▸ REQUIRED WORK: Determine how many lines include the word "batterij", then give that number and nothing more.

▸ DATA PROVIDED:
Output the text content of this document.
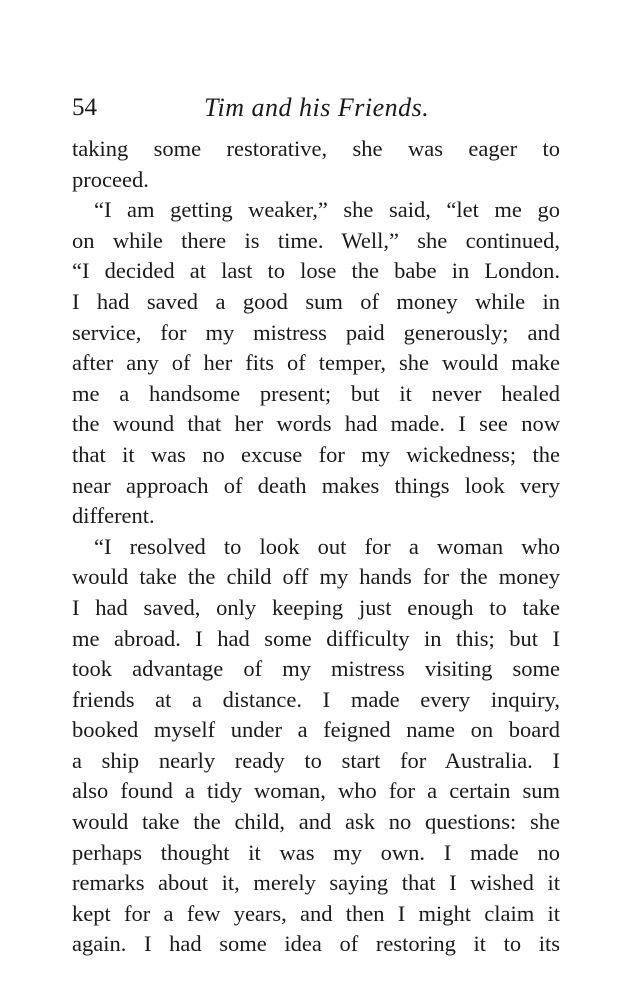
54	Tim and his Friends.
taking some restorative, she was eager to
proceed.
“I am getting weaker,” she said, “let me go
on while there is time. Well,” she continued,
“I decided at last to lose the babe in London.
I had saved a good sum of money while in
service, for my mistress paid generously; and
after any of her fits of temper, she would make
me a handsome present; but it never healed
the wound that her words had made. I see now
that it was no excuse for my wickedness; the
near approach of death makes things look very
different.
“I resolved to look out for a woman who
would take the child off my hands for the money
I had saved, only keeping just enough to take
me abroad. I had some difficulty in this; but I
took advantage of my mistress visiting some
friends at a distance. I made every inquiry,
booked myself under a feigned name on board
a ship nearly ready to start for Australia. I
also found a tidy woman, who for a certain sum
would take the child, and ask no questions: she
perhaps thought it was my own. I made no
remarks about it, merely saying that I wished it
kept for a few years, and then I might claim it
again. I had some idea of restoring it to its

---

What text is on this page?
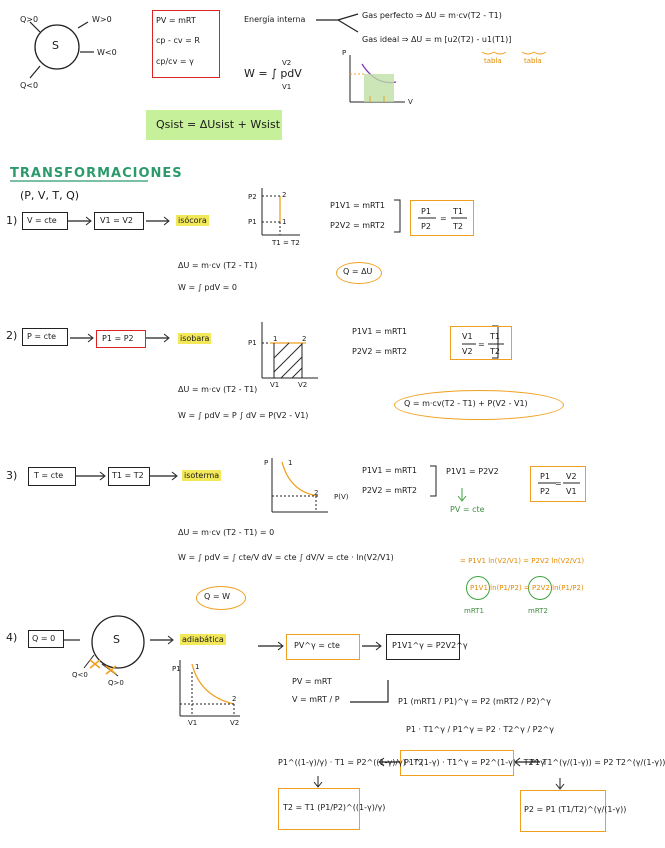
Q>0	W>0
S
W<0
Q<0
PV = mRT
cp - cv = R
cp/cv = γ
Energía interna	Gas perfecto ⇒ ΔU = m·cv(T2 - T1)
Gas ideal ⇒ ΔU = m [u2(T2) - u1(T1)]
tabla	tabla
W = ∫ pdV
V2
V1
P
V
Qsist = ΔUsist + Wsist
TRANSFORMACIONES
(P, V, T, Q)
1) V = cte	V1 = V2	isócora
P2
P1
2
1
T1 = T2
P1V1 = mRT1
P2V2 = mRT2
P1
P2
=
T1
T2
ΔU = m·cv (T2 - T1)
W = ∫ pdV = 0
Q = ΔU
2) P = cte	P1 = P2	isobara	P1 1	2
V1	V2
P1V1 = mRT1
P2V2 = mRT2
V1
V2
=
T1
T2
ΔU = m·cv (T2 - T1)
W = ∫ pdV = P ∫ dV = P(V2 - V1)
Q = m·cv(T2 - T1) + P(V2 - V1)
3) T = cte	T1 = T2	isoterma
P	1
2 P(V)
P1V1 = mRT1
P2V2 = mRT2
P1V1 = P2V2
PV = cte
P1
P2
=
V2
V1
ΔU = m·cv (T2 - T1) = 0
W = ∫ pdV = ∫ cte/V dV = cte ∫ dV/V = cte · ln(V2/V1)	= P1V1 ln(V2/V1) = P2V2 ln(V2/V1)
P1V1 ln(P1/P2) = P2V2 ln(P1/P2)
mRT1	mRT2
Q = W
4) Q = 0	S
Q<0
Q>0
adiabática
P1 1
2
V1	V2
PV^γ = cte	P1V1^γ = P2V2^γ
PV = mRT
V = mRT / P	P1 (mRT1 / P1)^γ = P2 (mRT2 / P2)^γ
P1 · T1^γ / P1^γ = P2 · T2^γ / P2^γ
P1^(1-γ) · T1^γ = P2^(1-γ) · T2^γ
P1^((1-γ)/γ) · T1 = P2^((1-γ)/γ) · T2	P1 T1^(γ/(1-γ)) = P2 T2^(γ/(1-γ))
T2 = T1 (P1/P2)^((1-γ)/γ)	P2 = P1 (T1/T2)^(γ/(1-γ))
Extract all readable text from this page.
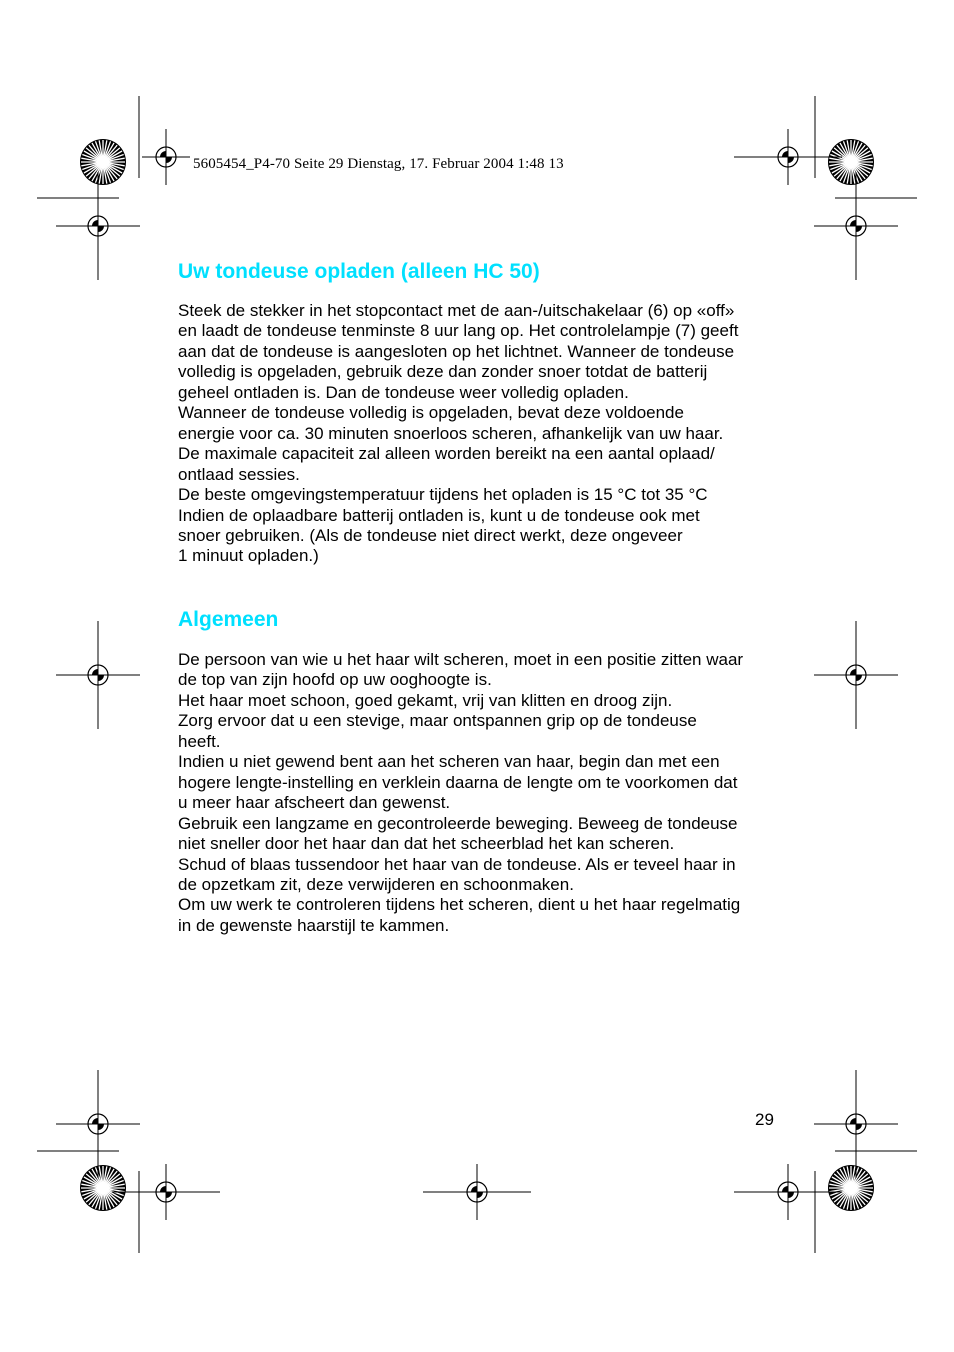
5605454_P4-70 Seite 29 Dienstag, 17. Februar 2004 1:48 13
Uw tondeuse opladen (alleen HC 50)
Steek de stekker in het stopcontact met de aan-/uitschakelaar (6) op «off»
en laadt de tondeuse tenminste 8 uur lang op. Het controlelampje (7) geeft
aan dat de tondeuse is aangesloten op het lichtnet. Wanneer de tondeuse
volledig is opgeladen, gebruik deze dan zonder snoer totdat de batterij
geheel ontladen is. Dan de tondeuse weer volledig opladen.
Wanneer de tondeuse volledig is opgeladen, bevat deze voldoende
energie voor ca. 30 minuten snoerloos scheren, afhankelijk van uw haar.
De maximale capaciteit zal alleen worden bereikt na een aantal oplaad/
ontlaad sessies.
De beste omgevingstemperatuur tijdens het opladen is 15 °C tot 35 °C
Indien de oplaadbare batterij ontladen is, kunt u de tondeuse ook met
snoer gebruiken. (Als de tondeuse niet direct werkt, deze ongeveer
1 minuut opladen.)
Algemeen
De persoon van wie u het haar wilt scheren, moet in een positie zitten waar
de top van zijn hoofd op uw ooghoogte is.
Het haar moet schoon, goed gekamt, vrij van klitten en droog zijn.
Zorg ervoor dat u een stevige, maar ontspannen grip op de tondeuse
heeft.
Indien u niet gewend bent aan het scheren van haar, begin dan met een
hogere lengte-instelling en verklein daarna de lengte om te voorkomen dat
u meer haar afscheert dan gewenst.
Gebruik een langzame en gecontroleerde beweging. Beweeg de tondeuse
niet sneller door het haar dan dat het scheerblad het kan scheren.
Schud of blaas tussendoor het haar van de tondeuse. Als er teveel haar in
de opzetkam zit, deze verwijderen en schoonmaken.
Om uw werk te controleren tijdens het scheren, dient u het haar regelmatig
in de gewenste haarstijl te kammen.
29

==

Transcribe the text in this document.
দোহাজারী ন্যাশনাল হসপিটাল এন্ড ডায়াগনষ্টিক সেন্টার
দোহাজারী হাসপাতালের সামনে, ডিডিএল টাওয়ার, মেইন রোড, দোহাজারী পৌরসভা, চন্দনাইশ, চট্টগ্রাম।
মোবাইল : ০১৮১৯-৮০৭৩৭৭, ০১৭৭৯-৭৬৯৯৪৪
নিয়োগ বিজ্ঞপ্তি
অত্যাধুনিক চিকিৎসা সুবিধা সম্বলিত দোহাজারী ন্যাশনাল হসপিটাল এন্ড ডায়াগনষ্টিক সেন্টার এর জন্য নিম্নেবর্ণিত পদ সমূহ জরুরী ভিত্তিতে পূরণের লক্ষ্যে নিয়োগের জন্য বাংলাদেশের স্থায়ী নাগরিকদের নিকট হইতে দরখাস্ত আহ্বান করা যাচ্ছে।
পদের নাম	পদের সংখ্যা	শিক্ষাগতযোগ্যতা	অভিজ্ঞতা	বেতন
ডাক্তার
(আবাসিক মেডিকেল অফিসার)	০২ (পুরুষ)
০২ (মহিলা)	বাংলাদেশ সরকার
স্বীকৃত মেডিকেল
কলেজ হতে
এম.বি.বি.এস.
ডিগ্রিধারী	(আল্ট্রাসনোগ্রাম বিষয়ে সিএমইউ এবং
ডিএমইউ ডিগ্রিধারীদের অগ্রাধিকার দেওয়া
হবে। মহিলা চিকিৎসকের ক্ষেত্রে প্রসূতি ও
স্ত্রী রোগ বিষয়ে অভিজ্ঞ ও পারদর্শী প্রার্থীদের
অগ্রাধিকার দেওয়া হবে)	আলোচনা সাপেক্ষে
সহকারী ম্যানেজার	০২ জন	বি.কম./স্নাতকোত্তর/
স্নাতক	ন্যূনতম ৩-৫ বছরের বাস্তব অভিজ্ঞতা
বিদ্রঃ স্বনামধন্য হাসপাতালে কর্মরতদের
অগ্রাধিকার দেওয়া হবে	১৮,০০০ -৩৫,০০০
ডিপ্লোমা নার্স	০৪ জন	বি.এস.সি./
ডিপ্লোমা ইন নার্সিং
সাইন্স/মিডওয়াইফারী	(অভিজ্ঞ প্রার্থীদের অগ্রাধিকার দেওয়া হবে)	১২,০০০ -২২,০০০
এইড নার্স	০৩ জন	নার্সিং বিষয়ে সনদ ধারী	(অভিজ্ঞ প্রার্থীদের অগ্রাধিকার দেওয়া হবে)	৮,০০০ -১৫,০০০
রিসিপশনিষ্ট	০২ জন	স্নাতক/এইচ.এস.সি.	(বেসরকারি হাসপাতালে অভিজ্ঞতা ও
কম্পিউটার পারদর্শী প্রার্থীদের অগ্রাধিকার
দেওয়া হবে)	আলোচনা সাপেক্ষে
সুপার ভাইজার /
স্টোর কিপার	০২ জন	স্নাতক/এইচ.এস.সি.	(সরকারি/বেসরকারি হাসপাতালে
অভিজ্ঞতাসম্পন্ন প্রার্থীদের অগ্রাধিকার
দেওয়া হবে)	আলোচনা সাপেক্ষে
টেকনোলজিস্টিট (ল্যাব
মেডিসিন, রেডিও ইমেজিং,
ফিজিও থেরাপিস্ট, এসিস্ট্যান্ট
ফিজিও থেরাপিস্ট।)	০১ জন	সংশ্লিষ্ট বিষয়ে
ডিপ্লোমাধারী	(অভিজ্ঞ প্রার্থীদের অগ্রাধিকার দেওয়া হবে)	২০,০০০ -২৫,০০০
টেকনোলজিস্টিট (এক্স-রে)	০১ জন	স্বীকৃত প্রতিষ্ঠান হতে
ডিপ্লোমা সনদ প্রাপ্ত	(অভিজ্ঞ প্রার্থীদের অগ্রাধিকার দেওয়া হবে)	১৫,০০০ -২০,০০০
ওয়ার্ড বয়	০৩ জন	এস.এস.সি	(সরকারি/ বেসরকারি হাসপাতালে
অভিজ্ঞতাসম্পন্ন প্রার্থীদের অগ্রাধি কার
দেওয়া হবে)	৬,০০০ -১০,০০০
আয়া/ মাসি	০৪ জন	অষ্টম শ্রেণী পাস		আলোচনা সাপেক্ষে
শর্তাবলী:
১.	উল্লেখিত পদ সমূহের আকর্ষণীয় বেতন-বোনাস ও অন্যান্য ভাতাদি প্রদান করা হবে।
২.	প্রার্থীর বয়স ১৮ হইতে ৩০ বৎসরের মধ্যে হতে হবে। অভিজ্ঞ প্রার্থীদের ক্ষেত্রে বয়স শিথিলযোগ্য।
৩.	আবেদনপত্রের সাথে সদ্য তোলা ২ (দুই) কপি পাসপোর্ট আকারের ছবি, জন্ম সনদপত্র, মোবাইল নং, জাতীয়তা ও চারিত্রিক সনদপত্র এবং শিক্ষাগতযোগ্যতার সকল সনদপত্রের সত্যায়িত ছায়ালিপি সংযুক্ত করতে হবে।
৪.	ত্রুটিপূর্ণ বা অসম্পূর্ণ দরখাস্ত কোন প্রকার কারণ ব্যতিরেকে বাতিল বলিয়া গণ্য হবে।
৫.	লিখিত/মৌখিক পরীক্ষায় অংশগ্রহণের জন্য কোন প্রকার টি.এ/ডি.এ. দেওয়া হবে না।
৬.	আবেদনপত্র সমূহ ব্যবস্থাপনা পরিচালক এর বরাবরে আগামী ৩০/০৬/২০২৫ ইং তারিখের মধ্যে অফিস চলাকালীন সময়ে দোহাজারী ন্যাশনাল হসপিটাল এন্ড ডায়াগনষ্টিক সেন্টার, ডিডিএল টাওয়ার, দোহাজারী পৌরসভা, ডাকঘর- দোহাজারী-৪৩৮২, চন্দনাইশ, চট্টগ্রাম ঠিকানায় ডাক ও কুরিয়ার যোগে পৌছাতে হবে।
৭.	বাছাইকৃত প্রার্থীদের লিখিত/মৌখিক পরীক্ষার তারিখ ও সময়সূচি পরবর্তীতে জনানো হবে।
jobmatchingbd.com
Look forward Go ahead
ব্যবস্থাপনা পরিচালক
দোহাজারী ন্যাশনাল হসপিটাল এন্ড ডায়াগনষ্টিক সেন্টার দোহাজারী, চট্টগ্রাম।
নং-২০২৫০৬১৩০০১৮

▸ WORKED ANSWER: 2